== Exercise ==
Gather all lines from the material that contain "selected".
┌────────
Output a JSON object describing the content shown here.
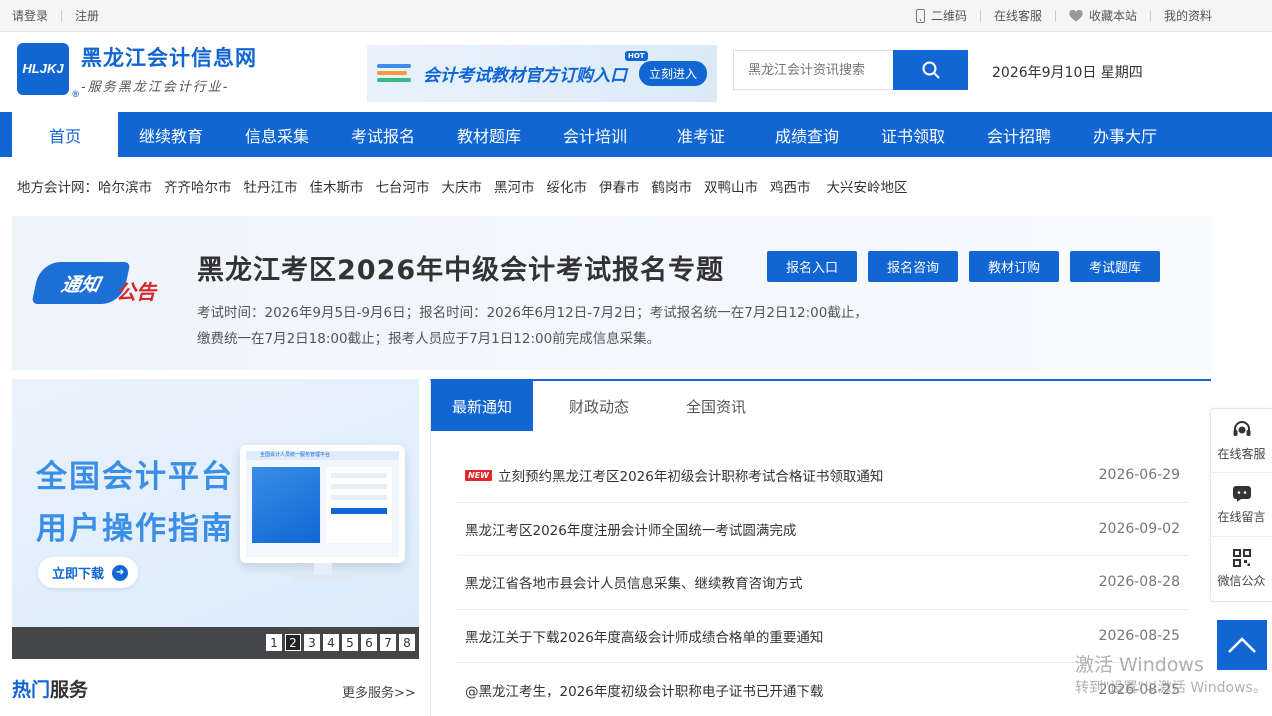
{
  "topbar": {
    "login": "请登录",
    "register": "注册",
    "qrcode": "二维码",
    "service": "在线客服",
    "favorite": "收藏本站",
    "profile": "我的资料"
  },
  "logo": {
    "mark": "HLJKJ",
    "reg": "®",
    "title": "黑龙江会计信息网",
    "subtitle": "-服务黑龙江会计行业-"
  },
  "ad": {
    "text": "会计考试教材官方订购入口",
    "hot": "HOT",
    "button": "立刻进入"
  },
  "search": {
    "placeholder": "黑龙江会计资讯搜索"
  },
  "date": "2026年9月10日 星期四",
  "nav": [
    "首页",
    "继续教育",
    "信息采集",
    "考试报名",
    "教材题库",
    "会计培训",
    "准考证",
    "成绩查询",
    "证书领取",
    "会计招聘",
    "办事大厅"
  ],
  "local": {
    "label": "地方会计网：",
    "cities": [
      "哈尔滨市",
      "齐齐哈尔市",
      "牡丹江市",
      "佳木斯市",
      "七台河市",
      "大庆市",
      "黑河市",
      "绥化市",
      "伊春市",
      "鹤岗市",
      "双鸭山市",
      "鸡西市",
      "大兴安岭地区"
    ]
  },
  "notice": {
    "badge_a": "通知",
    "badge_b": "公告",
    "title": "黑龙江考区2026年中级会计考试报名专题",
    "buttons": [
      "报名入口",
      "报名咨询",
      "教材订购",
      "考试题库"
    ],
    "line1": "考试时间：2026年9月5日-9月6日；报名时间：2026年6月12日-7月2日；考试报名统一在7月2日12:00截止，",
    "line2": "缴费统一在7月2日18:00截止；报考人员应于7月1日12:00前完成信息采集。"
  },
  "slider": {
    "title_1": "全国会计平台",
    "title_2": "用户操作指南",
    "download": "立即下载",
    "screen_header": "全国会计人员统一服务管理平台",
    "pages": [
      "1",
      "2",
      "3",
      "4",
      "5",
      "6",
      "7",
      "8"
    ],
    "active_page": "2"
  },
  "hot": {
    "title_a": "热门",
    "title_b": "服务",
    "more": "更多服务>>"
  },
  "news": {
    "tabs": [
      "最新通知",
      "财政动态",
      "全国资讯"
    ],
    "new_tag": "NEW",
    "items": [
      {
        "title": "立刻预约黑龙江考区2026年初级会计职称考试合格证书领取通知",
        "date": "2026-06-29"
      },
      {
        "title": "黑龙江考区2026年度注册会计师全国统一考试圆满完成",
        "date": "2026-09-02"
      },
      {
        "title": "黑龙江省各地市县会计人员信息采集、继续教育咨询方式",
        "date": "2026-08-28"
      },
      {
        "title": "黑龙江关于下载2026年度高级会计师成绩合格单的重要通知",
        "date": "2026-08-25"
      },
      {
        "title": "@黑龙江考生，2026年度初级会计职称电子证书已开通下载",
        "date": "2026-08-25"
      }
    ]
  },
  "float": {
    "service": "在线客服",
    "message": "在线留言",
    "wechat": "微信公众"
  },
  "watermark": {
    "line1": "激活 Windows",
    "line2": "转到\"设置\"以激活 Windows。"
  },
  "colors": {
    "primary": "#1166d3",
    "new_tag": "#e2272c",
    "badge_red": "#d9262b"
  }
}
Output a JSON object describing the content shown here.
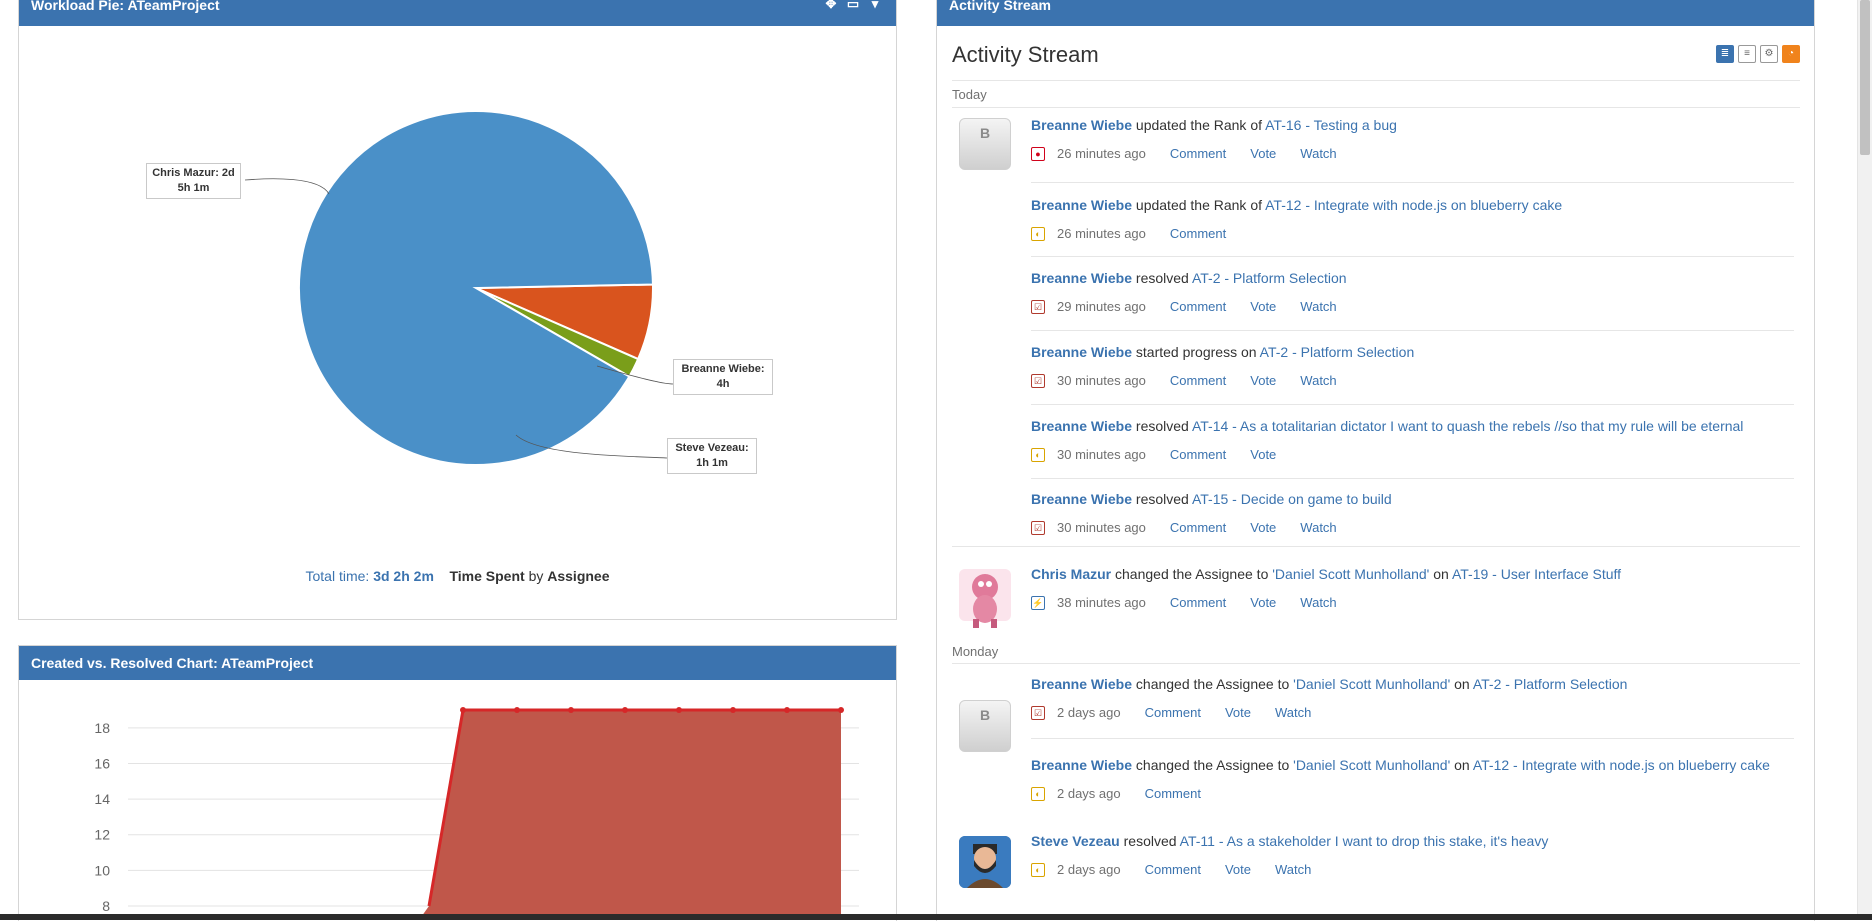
{
  "pie_gadget": {
    "title": "Workload Pie: ATeamProject",
    "tooltips": [
      {
        "text": "Chris Mazur: 2d 5h 1m",
        "line1": "Chris Mazur: 2d",
        "line2": "5h 1m"
      },
      {
        "text": "Breanne Wiebe: 4h",
        "line1": "Breanne Wiebe:",
        "line2": "4h"
      },
      {
        "text": "Steve Vezeau: 1h 1m",
        "line1": "Steve Vezeau:",
        "line2": "1h 1m"
      }
    ],
    "footer": {
      "total_label": "Total time:",
      "total_value": "3d 2h 2m",
      "field": "Time Spent",
      "by": "by",
      "group": "Assignee"
    }
  },
  "chart_data": [
    {
      "type": "pie",
      "labels": [
        "Chris Mazur",
        "Breanne Wiebe",
        "Steve Vezeau"
      ],
      "values": [
        53.0,
        4.0,
        1.0167
      ],
      "display_values": [
        "2d 5h 1m",
        "4h",
        "1h 1m"
      ],
      "colors": [
        "#4a90c8",
        "#d9541e",
        "#7a9e1a"
      ]
    },
    {
      "type": "area",
      "title": "Created vs. Resolved Chart: ATeamProject",
      "y_ticks": [
        8,
        10,
        12,
        14,
        16,
        18
      ],
      "series": [
        {
          "values": [
            8,
            19,
            19,
            19,
            19,
            19,
            19,
            19,
            19
          ]
        }
      ],
      "colors": {
        "line": "#d62728",
        "fill": "#c0574a"
      }
    }
  ],
  "created_gadget": {
    "title": "Created vs. Resolved Chart: ATeamProject"
  },
  "activity": {
    "gadget_title": "Activity Stream",
    "heading": "Activity Stream",
    "days": [
      "Today",
      "Monday"
    ],
    "items": [
      {
        "user": "Breanne Wiebe",
        "verb": " updated the Rank of ",
        "target": "AT-16 - Testing a bug",
        "time": "26 minutes ago",
        "actions": [
          "Comment",
          "Vote",
          "Watch"
        ]
      },
      {
        "user": "Breanne Wiebe",
        "verb": " updated the Rank of ",
        "target": "AT-12 - Integrate with node.js on blueberry cake",
        "time": "26 minutes ago",
        "actions": [
          "Comment"
        ]
      },
      {
        "user": "Breanne Wiebe",
        "verb": " resolved ",
        "target": "AT-2 - Platform Selection",
        "time": "29 minutes ago",
        "actions": [
          "Comment",
          "Vote",
          "Watch"
        ]
      },
      {
        "user": "Breanne Wiebe",
        "verb": " started progress on ",
        "target": "AT-2 - Platform Selection",
        "time": "30 minutes ago",
        "actions": [
          "Comment",
          "Vote",
          "Watch"
        ]
      },
      {
        "user": "Breanne Wiebe",
        "verb": " resolved ",
        "target": "AT-14 - As a totalitarian dictator I want to quash the rebels //so that my rule will be eternal",
        "time": "30 minutes ago",
        "actions": [
          "Comment",
          "Vote"
        ]
      },
      {
        "user": "Breanne Wiebe",
        "verb": " resolved ",
        "target": "AT-15 - Decide on game to build",
        "time": "30 minutes ago",
        "actions": [
          "Comment",
          "Vote",
          "Watch"
        ]
      },
      {
        "user": "Chris Mazur",
        "verb": " changed the Assignee to ",
        "assignee": "'Daniel Scott Munholland'",
        "on": " on ",
        "target": "AT-19 - User Interface Stuff",
        "time": "38 minutes ago",
        "actions": [
          "Comment",
          "Vote",
          "Watch"
        ]
      },
      {
        "user": "Breanne Wiebe",
        "verb": " changed the Assignee to ",
        "assignee": "'Daniel Scott Munholland'",
        "on": " on ",
        "target": "AT-2 - Platform Selection",
        "time": "2 days ago",
        "actions": [
          "Comment",
          "Vote",
          "Watch"
        ]
      },
      {
        "user": "Breanne Wiebe",
        "verb": " changed the Assignee to ",
        "assignee": "'Daniel Scott Munholland'",
        "on": " on ",
        "target": "AT-12 - Integrate with node.js on blueberry cake",
        "time": "2 days ago",
        "actions": [
          "Comment"
        ]
      },
      {
        "user": "Steve Vezeau",
        "verb": " resolved ",
        "target": "AT-11 - As a stakeholder I want to drop this stake, it's heavy",
        "time": "2 days ago",
        "actions": [
          "Comment",
          "Vote",
          "Watch"
        ]
      }
    ],
    "avatars": {
      "breanne_initial": "B"
    }
  }
}
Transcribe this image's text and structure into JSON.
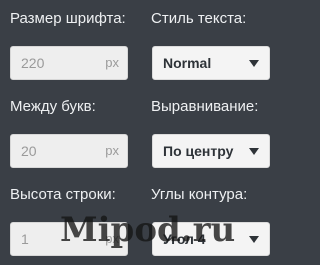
{
  "font_size": {
    "label": "Размер шрифта:",
    "value": "220",
    "unit": "px"
  },
  "text_style": {
    "label": "Стиль текста:",
    "selected": "Normal",
    "icon": "chevron-down-icon"
  },
  "letter_spacing": {
    "label": "Между букв:",
    "value": "20",
    "unit": "px"
  },
  "alignment": {
    "label": "Выравнивание:",
    "selected": "По центру",
    "icon": "chevron-down-icon"
  },
  "line_height": {
    "label": "Высота строки:",
    "value": "1",
    "unit": "px"
  },
  "outline_corners": {
    "label": "Углы контура:",
    "selected": "Угол 4",
    "icon": "chevron-down-icon"
  },
  "watermark": "Mipod.ru",
  "colors": {
    "background": "#3a3f46",
    "input_bg": "#eeeeee",
    "text": "#eef0f2"
  }
}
└────────
== Result of the exercise ==
    "selected": "Normal",
    "selected": "По центру",
    "selected": "Угол 4",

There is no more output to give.